[Dataset entries]
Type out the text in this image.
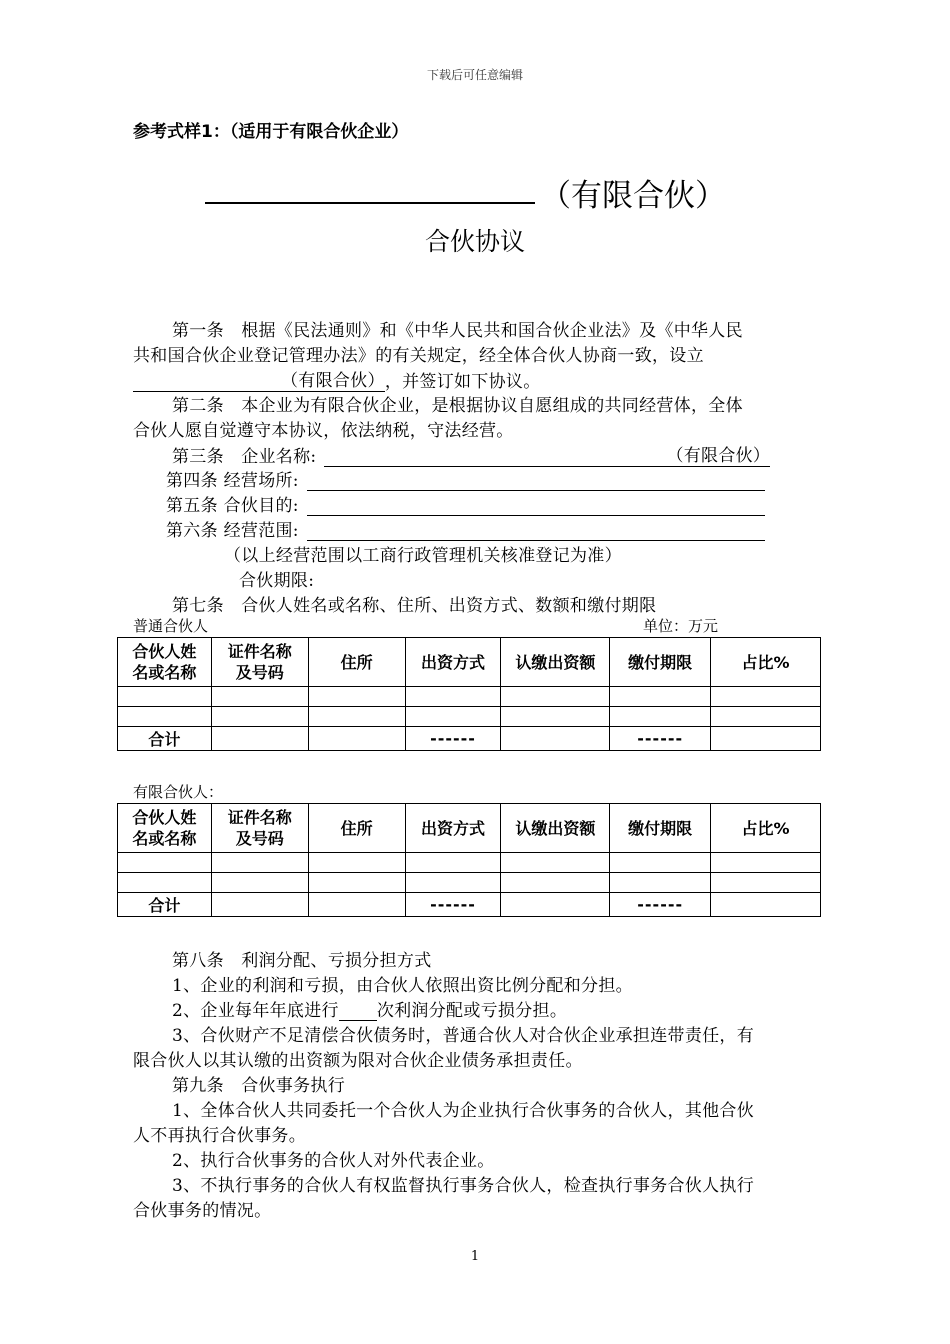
下载后可任意编辑
参考式样1：（适用于有限合伙企业）
（有限合伙）
合伙协议
第一条　根据《民法通则》和《中华人民共和国合伙企业法》及《中华人民
共和国合伙企业登记管理办法》的有关规定，经全体合伙人协商一致，设立
（有限合伙），并签订如下协议。
第二条　本企业为有限合伙企业，是根据协议自愿组成的共同经营体，全体
合伙人愿自觉遵守本协议，依法纳税，守法经营。
第三条　企业名称:	（有限合伙）
第四条 经营场所:
第五条 合伙目的:
第六条 经营范围:
（以上经营范围以工商行政管理机关核准登记为准）
合伙期限:
第七条　合伙人姓名或名称、住所、出资方式、数额和缴付期限
普通合伙人	单位：万元
合伙人姓
名或名称	证件名称
及号码	住所	出资方式	认缴出资额	缴付期限	占比%

合计			------		------	
有限合伙人：
合伙人姓
名或名称	证件名称
及号码	住所	出资方式	认缴出资额	缴付期限	占比%

合计			------		------	
第八条　利润分配、亏损分担方式
1、企业的利润和亏损，由合伙人依照出资比例分配和分担。
2、企业每年年底进行 次利润分配或亏损分担。
3、合伙财产不足清偿合伙债务时，普通合伙人对合伙企业承担连带责任，有
限合伙人以其认缴的出资额为限对合伙企业债务承担责任。
第九条　合伙事务执行
1、全体合伙人共同委托一个合伙人为企业执行合伙事务的合伙人，其他合伙
人不再执行合伙事务。
2、执行合伙事务的合伙人对外代表企业。
3、不执行事务的合伙人有权监督执行事务合伙人，检查执行事务合伙人执行
合伙事务的情况。
1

* TASK DESCRIPTION: Make an exact copy of the whole listing, but don't bring over any pictures.

* SOLUTION TO THE EXERCISE:
Type out the text in this image.
下载后可任意编辑
参考式样1：（适用于有限合伙企业）
（有限合伙）
合伙协议
第一条　根据《民法通则》和《中华人民共和国合伙企业法》及《中华人民
共和国合伙企业登记管理办法》的有关规定，经全体合伙人协商一致，设立
（有限合伙），并签订如下协议。
第二条　本企业为有限合伙企业，是根据协议自愿组成的共同经营体，全体
合伙人愿自觉遵守本协议，依法纳税，守法经营。
第三条　企业名称:	（有限合伙）
第四条 经营场所:
第五条 合伙目的:
第六条 经营范围:
（以上经营范围以工商行政管理机关核准登记为准）
合伙期限:
第七条　合伙人姓名或名称、住所、出资方式、数额和缴付期限
普通合伙人	单位：万元
合伙人姓
名或名称	证件名称
及号码	住所	出资方式	认缴出资额	缴付期限	占比%

合计			------		------	
有限合伙人：
合伙人姓
名或名称	证件名称
及号码	住所	出资方式	认缴出资额	缴付期限	占比%

合计			------		------	
第八条　利润分配、亏损分担方式
1、企业的利润和亏损，由合伙人依照出资比例分配和分担。
2、企业每年年底进行 次利润分配或亏损分担。
3、合伙财产不足清偿合伙债务时，普通合伙人对合伙企业承担连带责任，有
限合伙人以其认缴的出资额为限对合伙企业债务承担责任。
第九条　合伙事务执行
1、全体合伙人共同委托一个合伙人为企业执行合伙事务的合伙人，其他合伙
人不再执行合伙事务。
2、执行合伙事务的合伙人对外代表企业。
3、不执行事务的合伙人有权监督执行事务合伙人，检查执行事务合伙人执行
合伙事务的情况。
1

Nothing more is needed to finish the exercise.